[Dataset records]
- - -

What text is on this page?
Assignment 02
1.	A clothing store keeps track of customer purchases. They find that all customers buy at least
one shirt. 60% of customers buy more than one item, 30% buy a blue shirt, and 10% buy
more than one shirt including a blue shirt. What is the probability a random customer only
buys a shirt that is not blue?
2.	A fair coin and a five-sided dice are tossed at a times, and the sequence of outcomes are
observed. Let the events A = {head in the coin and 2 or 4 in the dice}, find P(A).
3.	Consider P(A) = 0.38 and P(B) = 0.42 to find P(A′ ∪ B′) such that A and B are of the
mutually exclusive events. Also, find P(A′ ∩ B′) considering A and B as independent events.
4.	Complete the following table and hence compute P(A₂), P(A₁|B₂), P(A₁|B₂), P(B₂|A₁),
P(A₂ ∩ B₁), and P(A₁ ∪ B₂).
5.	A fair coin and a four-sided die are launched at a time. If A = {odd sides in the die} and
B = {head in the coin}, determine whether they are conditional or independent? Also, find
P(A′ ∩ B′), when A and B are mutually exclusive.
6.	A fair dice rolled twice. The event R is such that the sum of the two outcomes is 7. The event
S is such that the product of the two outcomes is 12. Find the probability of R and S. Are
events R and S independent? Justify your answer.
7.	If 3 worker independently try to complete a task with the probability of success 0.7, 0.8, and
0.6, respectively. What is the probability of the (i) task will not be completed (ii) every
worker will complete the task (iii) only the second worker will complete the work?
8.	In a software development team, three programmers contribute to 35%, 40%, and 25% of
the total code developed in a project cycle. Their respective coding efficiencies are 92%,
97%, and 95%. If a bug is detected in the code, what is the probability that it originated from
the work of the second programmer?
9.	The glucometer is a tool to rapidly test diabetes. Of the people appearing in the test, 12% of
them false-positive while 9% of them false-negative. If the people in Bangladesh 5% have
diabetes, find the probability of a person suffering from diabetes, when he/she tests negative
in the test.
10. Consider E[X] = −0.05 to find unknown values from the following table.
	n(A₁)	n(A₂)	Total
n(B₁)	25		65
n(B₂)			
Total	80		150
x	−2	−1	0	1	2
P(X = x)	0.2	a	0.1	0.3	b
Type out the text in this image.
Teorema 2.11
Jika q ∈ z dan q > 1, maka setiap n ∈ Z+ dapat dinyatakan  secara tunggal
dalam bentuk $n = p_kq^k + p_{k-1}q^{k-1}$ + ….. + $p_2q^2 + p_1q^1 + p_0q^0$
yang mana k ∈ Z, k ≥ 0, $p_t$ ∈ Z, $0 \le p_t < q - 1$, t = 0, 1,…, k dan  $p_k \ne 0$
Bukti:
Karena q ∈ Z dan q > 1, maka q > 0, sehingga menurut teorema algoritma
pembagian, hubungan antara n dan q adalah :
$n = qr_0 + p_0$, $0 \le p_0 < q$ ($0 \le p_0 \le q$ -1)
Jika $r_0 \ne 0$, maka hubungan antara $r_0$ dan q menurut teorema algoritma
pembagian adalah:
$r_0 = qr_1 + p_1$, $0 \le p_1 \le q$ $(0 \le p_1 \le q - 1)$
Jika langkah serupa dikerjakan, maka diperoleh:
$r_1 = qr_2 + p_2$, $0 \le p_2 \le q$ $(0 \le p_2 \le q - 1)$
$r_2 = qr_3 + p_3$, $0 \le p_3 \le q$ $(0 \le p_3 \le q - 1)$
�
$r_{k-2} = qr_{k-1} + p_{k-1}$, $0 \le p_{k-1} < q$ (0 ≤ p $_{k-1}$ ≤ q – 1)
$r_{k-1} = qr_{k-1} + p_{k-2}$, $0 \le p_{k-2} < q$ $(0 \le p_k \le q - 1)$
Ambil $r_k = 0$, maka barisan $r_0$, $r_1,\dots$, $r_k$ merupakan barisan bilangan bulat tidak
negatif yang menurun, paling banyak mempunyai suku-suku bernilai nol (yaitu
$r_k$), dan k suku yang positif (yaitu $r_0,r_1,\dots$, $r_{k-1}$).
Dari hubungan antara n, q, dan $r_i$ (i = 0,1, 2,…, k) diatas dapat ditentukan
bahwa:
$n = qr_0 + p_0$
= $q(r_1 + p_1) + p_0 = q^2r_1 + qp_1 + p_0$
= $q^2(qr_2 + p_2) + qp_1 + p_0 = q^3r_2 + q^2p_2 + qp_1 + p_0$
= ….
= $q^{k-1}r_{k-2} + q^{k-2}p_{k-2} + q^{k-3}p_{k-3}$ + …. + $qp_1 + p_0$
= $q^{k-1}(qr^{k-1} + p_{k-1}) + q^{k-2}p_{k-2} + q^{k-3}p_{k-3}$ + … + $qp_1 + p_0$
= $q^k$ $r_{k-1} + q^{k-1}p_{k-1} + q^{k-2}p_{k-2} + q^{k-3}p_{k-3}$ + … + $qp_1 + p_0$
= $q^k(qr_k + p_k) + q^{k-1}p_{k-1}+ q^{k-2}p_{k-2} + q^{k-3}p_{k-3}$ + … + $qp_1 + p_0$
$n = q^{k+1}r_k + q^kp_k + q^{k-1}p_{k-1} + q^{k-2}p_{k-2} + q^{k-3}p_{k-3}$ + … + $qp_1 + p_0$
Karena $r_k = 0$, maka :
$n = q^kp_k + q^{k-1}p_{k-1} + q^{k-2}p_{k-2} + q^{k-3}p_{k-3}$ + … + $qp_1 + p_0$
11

- - -

» DIRECTION
The lines above should be duplicated exactly.

» THE RESULT
What text is on this page?
Assignment 02
1.	A clothing store keeps track of customer purchases. They find that all customers buy at least
one shirt. 60% of customers buy more than one item, 30% buy a blue shirt, and 10% buy
more than one shirt including a blue shirt. What is the probability a random customer only
buys a shirt that is not blue?
2.	A fair coin and a five-sided dice are tossed at a times, and the sequence of outcomes are
observed. Let the events A = {head in the coin and 2 or 4 in the dice}, find P(A).
3.	Consider P(A) = 0.38 and P(B) = 0.42 to find P(A′ ∪ B′) such that A and B are of the
mutually exclusive events. Also, find P(A′ ∩ B′) considering A and B as independent events.
4.	Complete the following table and hence compute P(A₂), P(A₁|B₂), P(A₁|B₂), P(B₂|A₁),
P(A₂ ∩ B₁), and P(A₁ ∪ B₂).
5.	A fair coin and a four-sided die are launched at a time. If A = {odd sides in the die} and
B = {head in the coin}, determine whether they are conditional or independent? Also, find
P(A′ ∩ B′), when A and B are mutually exclusive.
6.	A fair dice rolled twice. The event R is such that the sum of the two outcomes is 7. The event
S is such that the product of the two outcomes is 12. Find the probability of R and S. Are
events R and S independent? Justify your answer.
7.	If 3 worker independently try to complete a task with the probability of success 0.7, 0.8, and
0.6, respectively. What is the probability of the (i) task will not be completed (ii) every
worker will complete the task (iii) only the second worker will complete the work?
8.	In a software development team, three programmers contribute to 35%, 40%, and 25% of
the total code developed in a project cycle. Their respective coding efficiencies are 92%,
97%, and 95%. If a bug is detected in the code, what is the probability that it originated from
the work of the second programmer?
9.	The glucometer is a tool to rapidly test diabetes. Of the people appearing in the test, 12% of
them false-positive while 9% of them false-negative. If the people in Bangladesh 5% have
diabetes, find the probability of a person suffering from diabetes, when he/she tests negative
in the test.
10. Consider E[X] = −0.05 to find unknown values from the following table.
	n(A₁)	n(A₂)	Total
n(B₁)	25		65
n(B₂)			
Total	80		150
x	−2	−1	0	1	2
P(X = x)	0.2	a	0.1	0.3	b
Type out the text in this image.
Teorema 2.11
Jika q ∈ z dan q > 1, maka setiap n ∈ Z+ dapat dinyatakan  secara tunggal
dalam bentuk $n = p_kq^k + p_{k-1}q^{k-1}$ + ….. + $p_2q^2 + p_1q^1 + p_0q^0$
yang mana k ∈ Z, k ≥ 0, $p_t$ ∈ Z, $0 \le p_t < q - 1$, t = 0, 1,…, k dan  $p_k \ne 0$
Bukti:
Karena q ∈ Z dan q > 1, maka q > 0, sehingga menurut teorema algoritma
pembagian, hubungan antara n dan q adalah :
$n = qr_0 + p_0$, $0 \le p_0 < q$ ($0 \le p_0 \le q$ -1)
Jika $r_0 \ne 0$, maka hubungan antara $r_0$ dan q menurut teorema algoritma
pembagian adalah:
$r_0 = qr_1 + p_1$, $0 \le p_1 \le q$ $(0 \le p_1 \le q - 1)$
Jika langkah serupa dikerjakan, maka diperoleh:
$r_1 = qr_2 + p_2$, $0 \le p_2 \le q$ $(0 \le p_2 \le q - 1)$
$r_2 = qr_3 + p_3$, $0 \le p_3 \le q$ $(0 \le p_3 \le q - 1)$
�
$r_{k-2} = qr_{k-1} + p_{k-1}$, $0 \le p_{k-1} < q$ (0 ≤ p $_{k-1}$ ≤ q – 1)
$r_{k-1} = qr_{k-1} + p_{k-2}$, $0 \le p_{k-2} < q$ $(0 \le p_k \le q - 1)$
Ambil $r_k = 0$, maka barisan $r_0$, $r_1,\dots$, $r_k$ merupakan barisan bilangan bulat tidak
negatif yang menurun, paling banyak mempunyai suku-suku bernilai nol (yaitu
$r_k$), dan k suku yang positif (yaitu $r_0,r_1,\dots$, $r_{k-1}$).
Dari hubungan antara n, q, dan $r_i$ (i = 0,1, 2,…, k) diatas dapat ditentukan
bahwa:
$n = qr_0 + p_0$
= $q(r_1 + p_1) + p_0 = q^2r_1 + qp_1 + p_0$
= $q^2(qr_2 + p_2) + qp_1 + p_0 = q^3r_2 + q^2p_2 + qp_1 + p_0$
= ….
= $q^{k-1}r_{k-2} + q^{k-2}p_{k-2} + q^{k-3}p_{k-3}$ + …. + $qp_1 + p_0$
= $q^{k-1}(qr^{k-1} + p_{k-1}) + q^{k-2}p_{k-2} + q^{k-3}p_{k-3}$ + … + $qp_1 + p_0$
= $q^k$ $r_{k-1} + q^{k-1}p_{k-1} + q^{k-2}p_{k-2} + q^{k-3}p_{k-3}$ + … + $qp_1 + p_0$
= $q^k(qr_k + p_k) + q^{k-1}p_{k-1}+ q^{k-2}p_{k-2} + q^{k-3}p_{k-3}$ + … + $qp_1 + p_0$
$n = q^{k+1}r_k + q^kp_k + q^{k-1}p_{k-1} + q^{k-2}p_{k-2} + q^{k-3}p_{k-3}$ + … + $qp_1 + p_0$
Karena $r_k = 0$, maka :
$n = q^kp_k + q^{k-1}p_{k-1} + q^{k-2}p_{k-2} + q^{k-3}p_{k-3}$ + … + $qp_1 + p_0$
11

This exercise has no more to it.